§ **Records provided**:

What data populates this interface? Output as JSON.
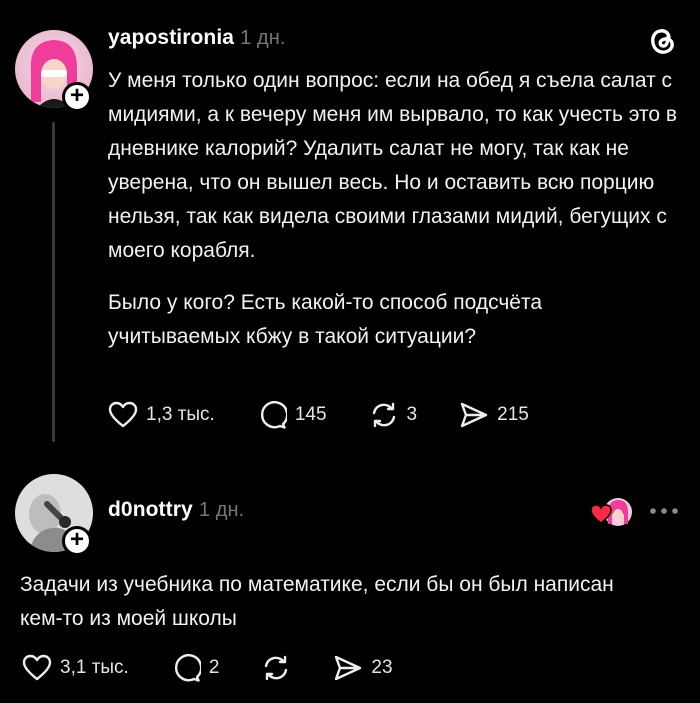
{
  "post": {
    "username": "yapostironia",
    "time": "1 дн.",
    "paragraph1": "У меня только один вопрос: если на обед я съела салат с мидиями, а к вечеру меня им вырвало, то как учесть это в дневнике калорий? Удалить салат не могу, так как не уверена, что он вышел весь. Но и оставить всю порцию нельзя, так как видела своими глазами мидий, бегущих с моего корабля.",
    "paragraph2": "Было у кого? Есть какой-то способ подсчёта учитываемых кбжу в такой ситуации?",
    "likes": "1,3 тыс.",
    "comments": "145",
    "reposts": "3",
    "shares": "215"
  },
  "reply": {
    "username": "d0nottry",
    "time": "1 дн.",
    "text": "Задачи из учебника по математике, если бы он был написан кем-то из моей школы",
    "likes": "3,1 тыс.",
    "comments": "2",
    "reposts": "",
    "shares": "23"
  },
  "icons": {
    "threads_logo": "threads-logo-icon",
    "more": "more-dots-icon",
    "like": "heart-icon",
    "comment": "comment-bubble-icon",
    "repost": "repost-icon",
    "share": "send-icon"
  }
}
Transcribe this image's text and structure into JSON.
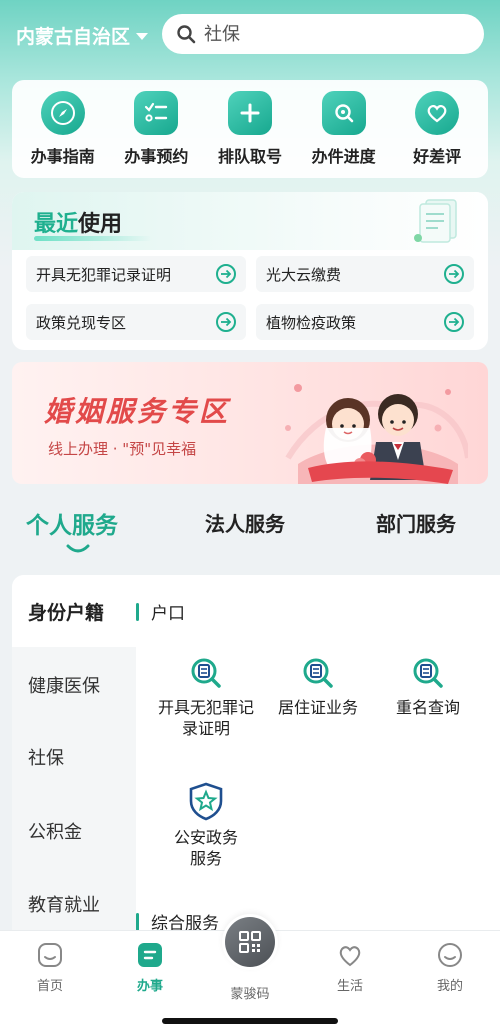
{
  "header": {
    "region": "内蒙古自治区",
    "search_placeholder": "社保"
  },
  "quick_actions": [
    {
      "label": "办事指南",
      "icon": "compass-icon"
    },
    {
      "label": "办事预约",
      "icon": "checklist-icon"
    },
    {
      "label": "排队取号",
      "icon": "queue-ticket-icon"
    },
    {
      "label": "办件进度",
      "icon": "progress-search-icon"
    },
    {
      "label": "好差评",
      "icon": "heart-icon"
    }
  ],
  "recent": {
    "title_highlight": "最近",
    "title_rest": "使用",
    "items": [
      {
        "label": "开具无犯罪记录证明"
      },
      {
        "label": "光大云缴费"
      },
      {
        "label": "政策兑现专区"
      },
      {
        "label": "植物检疫政策"
      }
    ]
  },
  "banner": {
    "title": "婚姻服务专区",
    "subtitle": "线上办理 · \"预\"见幸福"
  },
  "service_tabs": {
    "personal": "个人服务",
    "legal": "法人服务",
    "department": "部门服务",
    "active": "personal"
  },
  "sidebar": {
    "items": [
      {
        "label": "身份户籍"
      },
      {
        "label": "健康医保"
      },
      {
        "label": "社保"
      },
      {
        "label": "公积金"
      },
      {
        "label": "教育就业"
      }
    ]
  },
  "content": {
    "section1_title": "户口",
    "services": [
      {
        "label": "开具无犯罪记录证明",
        "icon": "document-search-icon"
      },
      {
        "label": "居住证业务",
        "icon": "document-search-icon"
      },
      {
        "label": "重名查询",
        "icon": "document-search-icon"
      },
      {
        "label": "公安政务服务",
        "icon": "police-shield-icon"
      }
    ],
    "section2_title": "综合服务"
  },
  "bottom_nav": {
    "items": [
      {
        "label": "首页"
      },
      {
        "label": "办事"
      },
      {
        "label": "蒙骏码"
      },
      {
        "label": "生活"
      },
      {
        "label": "我的"
      }
    ],
    "active": "办事"
  },
  "colors": {
    "accent": "#1fa98c",
    "banner_red": "#e24a4a"
  }
}
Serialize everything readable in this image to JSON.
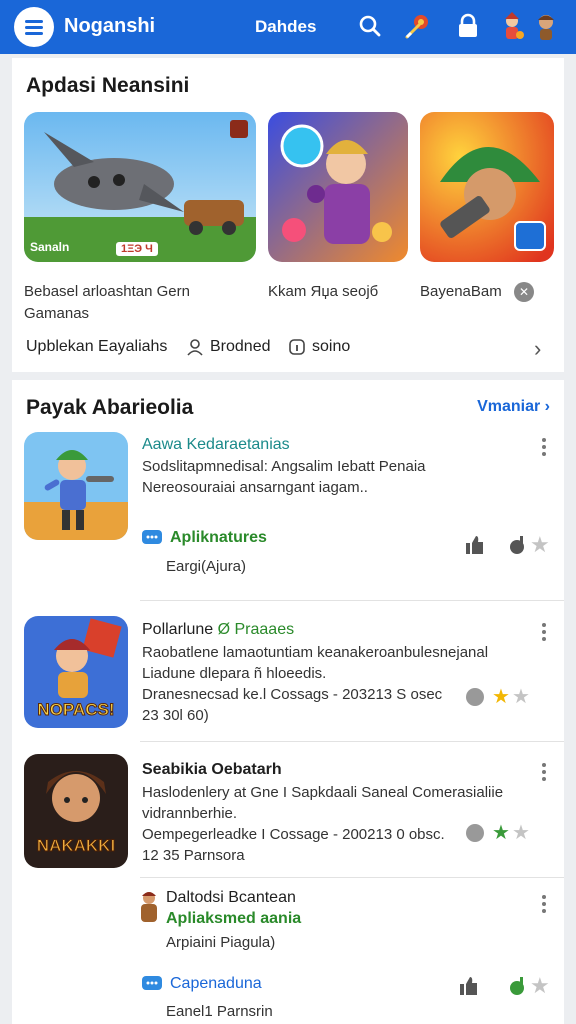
{
  "topbar": {
    "title": "Noganshi",
    "tab_label": "Dahdes"
  },
  "section1": {
    "title": "Apdasi Neansini",
    "cards": [
      {
        "caption": "Bebasel arloashtan Gern Gamanas",
        "badge": "Sanaln",
        "tag": "1ΞЭ Ч"
      },
      {
        "caption": "Kkam Яџа ѕеојб"
      },
      {
        "caption": "BayenaBam"
      }
    ],
    "filters": [
      {
        "label": "Upblekan Eayaliahs"
      },
      {
        "label": "Brodned"
      },
      {
        "label": "soino"
      }
    ]
  },
  "section2": {
    "title": "Payak Abarieolia",
    "more_label": "Vmaniar",
    "items": [
      {
        "name": "Aawa Kedaraetanias",
        "desc_line1": "Sodslitapmnedisal: Angsalim Iebatt Penaia",
        "desc_line2": "Nereosouraiai ansarngant iagam..",
        "sub_label": "Apliknatures",
        "sub_meta": "Eargi(Ajura)"
      },
      {
        "name_a": "Pollarlune",
        "name_b": "Ø Praaaes",
        "desc_line1": "Raobatlene lamaotuntiam keanakeroanbulesnejanal",
        "desc_line2": "Liadune dlepara ñ hloeedis.",
        "desc_line3": "Dranesnecsad ke.l Cossags - 203213 S osec",
        "desc_line4": "23 30l 60)",
        "icon_text": "NOPACS!"
      },
      {
        "name": "Seabikia Oebatarh",
        "desc_line1": "Haslodenlery at Gne I Sapkdaali Saneal Comerasialiie",
        "desc_line2": "vidrannberhie.",
        "desc_line3": "Oempegerleadke I Cossage - 200213 0 obsc.",
        "desc_line4": "12 35 Parnsora",
        "icon_text": "NAKAKKI"
      },
      {
        "name": "Daltodsi Bcantean",
        "sub_name": "Apliaksmed aania",
        "desc": "Arpiaini Piagula)",
        "sub_label": "Capenaduna",
        "sub_meta": "Eanel1 Parnsrin"
      }
    ]
  },
  "colors": {
    "brand": "#1a67d8",
    "accent_green": "#2a8a2a",
    "star_gold": "#f2b705"
  },
  "icons": [
    "menu-icon",
    "search-icon",
    "guitar-icon",
    "lock-icon",
    "character-avatar-icon",
    "character-avatar-icon-2",
    "chevron-right-icon",
    "star-icon",
    "thumbs-up-icon",
    "more-vert-icon"
  ]
}
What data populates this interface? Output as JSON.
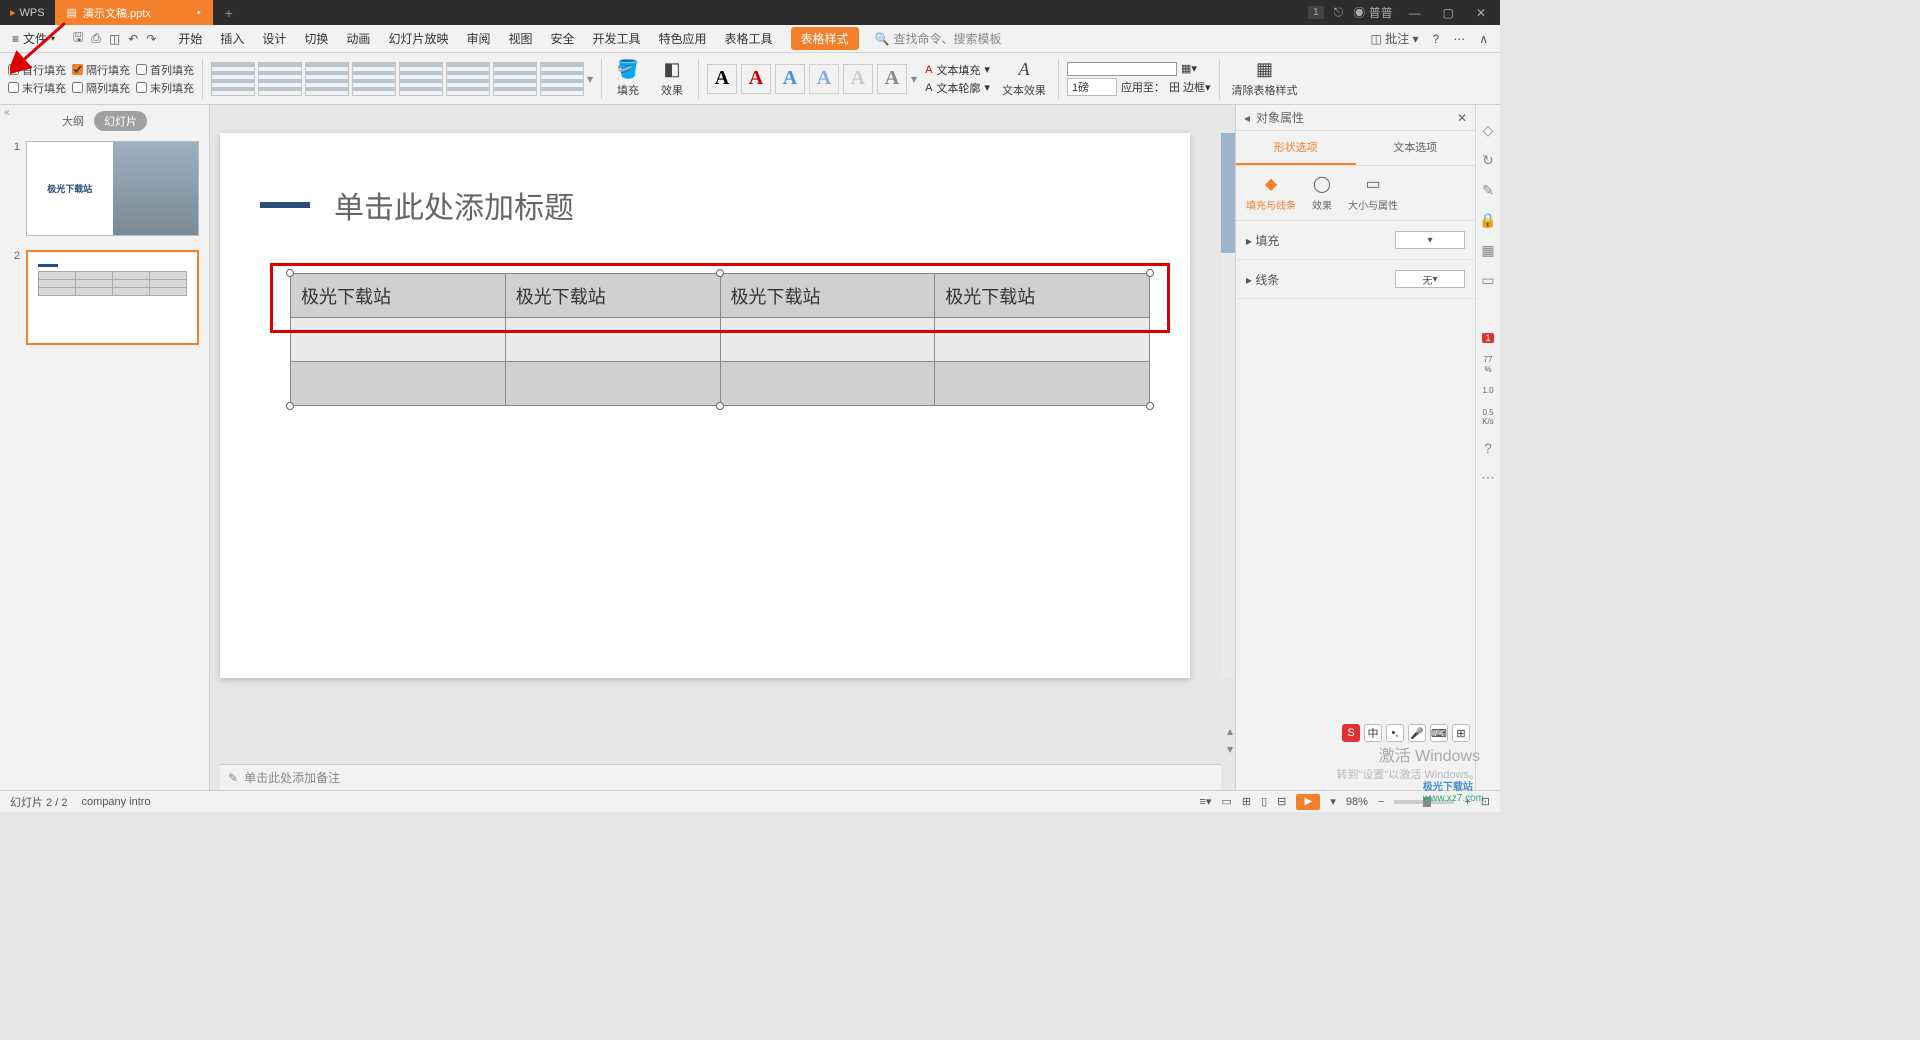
{
  "titlebar": {
    "app": "WPS",
    "tab": "演示文稿.pptx",
    "notif": "1",
    "user": "普普"
  },
  "menu": {
    "file": "文件",
    "items": [
      "开始",
      "插入",
      "设计",
      "切换",
      "动画",
      "幻灯片放映",
      "审阅",
      "视图",
      "安全",
      "开发工具",
      "特色应用",
      "表格工具",
      "表格样式"
    ],
    "search": "查找命令、搜索模板",
    "approve": "批注"
  },
  "ribbon": {
    "checks": {
      "r1c1": "首行填充",
      "r1c2": "隔行填充",
      "r1c3": "首列填充",
      "r2c1": "末行填充",
      "r2c2": "隔列填充",
      "r2c3": "末列填充"
    },
    "fill": "填充",
    "effect": "效果",
    "textfill": "文本填充",
    "textoutline": "文本轮廓",
    "texteffect": "文本效果",
    "weight": "1磅",
    "applyto": "应用至：",
    "border": "边框",
    "clearstyle": "清除表格样式"
  },
  "slidepanel": {
    "outline": "大纲",
    "slides": "幻灯片",
    "thumb1_text": "极光下载站"
  },
  "slide": {
    "title_placeholder": "单击此处添加标题",
    "cell": "极光下载站",
    "notes": "单击此处添加备注"
  },
  "prop": {
    "title": "对象属性",
    "tab_shape": "形状选项",
    "tab_text": "文本选项",
    "sub_fill": "填充与线条",
    "sub_effect": "效果",
    "sub_size": "大小与属性",
    "sect_fill": "填充",
    "sect_line": "线条",
    "line_none": "无"
  },
  "status": {
    "slide_info": "幻灯片 2 / 2",
    "title": "company intro",
    "zoom": "98%"
  },
  "watermark": {
    "l1": "激活 Windows",
    "l2": "转到\"设置\"以激活 Windows。",
    "logo": "极光下载站",
    "url": "www.xz7.com"
  },
  "rail": {
    "pct": "77",
    "v1": "1.0",
    "v2": "0.5",
    "unit": "K/s"
  }
}
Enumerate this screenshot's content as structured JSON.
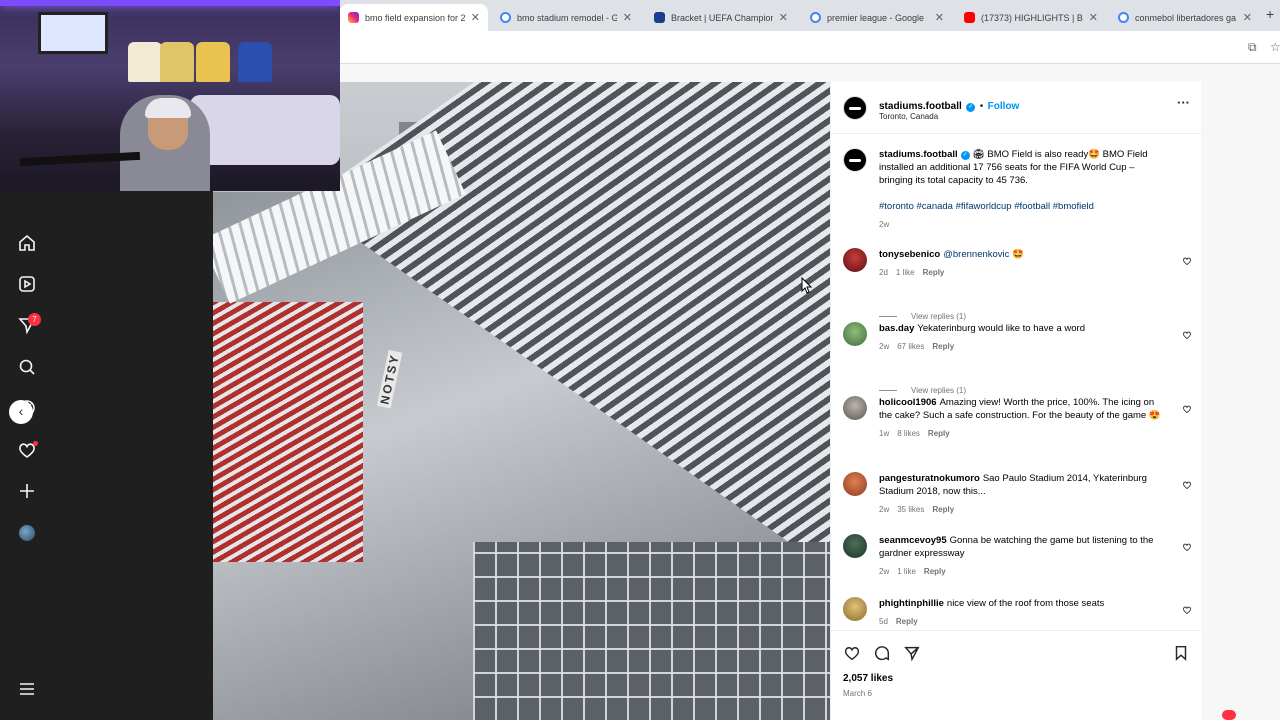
{
  "tabs": [
    {
      "title": "bmo field expansion for 2",
      "color": "#d6249f"
    },
    {
      "title": "bmo stadium remodel - G",
      "color": "#4285f4"
    },
    {
      "title": "Bracket | UEFA Champion",
      "color": "#1a3e8c"
    },
    {
      "title": "premier league - Google",
      "color": "#4285f4"
    },
    {
      "title": "(17373) HIGHLIGHTS | Ba",
      "color": "#ff0000"
    },
    {
      "title": "conmebol libertadores ga",
      "color": "#4285f4"
    }
  ],
  "rail": {
    "icons": [
      "home-icon",
      "reels-icon",
      "messages-icon",
      "search-icon",
      "explore-icon",
      "notifications-icon",
      "create-icon",
      "profile-icon",
      "menu-icon"
    ],
    "messages_badge": "7"
  },
  "media": {
    "banner_text": "NOTSY"
  },
  "post": {
    "username": "stadiums.football",
    "follow_label": "Follow",
    "location": "Toronto, Canada",
    "caption_user": "stadiums.football",
    "caption": "🏟 BMO Field is also ready🤩 BMO Field installed an additional 17 756 seats for the FIFA World Cup – bringing its total capacity to 45 736.",
    "hashtags": "#toronto #canada #fifaworldcup #football #bmofield",
    "caption_age": "2w",
    "likes": "2,057 likes",
    "date": "March 6"
  },
  "comments": [
    {
      "user": "tonysebenico",
      "mention": "@brennenkovic",
      "text": " 🤩",
      "age": "2d",
      "likes": "1 like",
      "reply": "Reply",
      "replies": "View replies (1)"
    },
    {
      "user": "bas.day",
      "mention": "",
      "text": "Yekaterinburg would like to have a word",
      "age": "2w",
      "likes": "67 likes",
      "reply": "Reply",
      "replies": "View replies (1)"
    },
    {
      "user": "holicool1906",
      "mention": "",
      "text": "Amazing view! Worth the price, 100%. The icing on the cake? Such a safe construction. For the beauty of the game 😍",
      "age": "1w",
      "likes": "8 likes",
      "reply": "Reply",
      "replies": ""
    },
    {
      "user": "pangesturatnokumoro",
      "mention": "",
      "text": "Sao Paulo Stadium 2014, Ykaterinburg Stadium 2018, now this...",
      "age": "2w",
      "likes": "35 likes",
      "reply": "Reply",
      "replies": ""
    },
    {
      "user": "seanmcevoy95",
      "mention": "",
      "text": "Gonna be watching the game but listening to the gardner expressway",
      "age": "2w",
      "likes": "1 like",
      "reply": "Reply",
      "replies": ""
    },
    {
      "user": "phightinphillie",
      "mention": "",
      "text": "nice view of the roof from those seats",
      "age": "5d",
      "likes": "",
      "reply": "Reply",
      "replies": ""
    }
  ],
  "colors": {
    "link": "#0095f6",
    "hashtag": "#00376b",
    "badge": "#ff3040"
  }
}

§ **Task description**: Locate all lines holding the word "football", then copy them out.

§ **Correct response**:
    "username": "stadiums.football",
    "caption_user": "stadiums.football",
    "hashtags": "#toronto #canada #fifaworldcup #football #bmofield",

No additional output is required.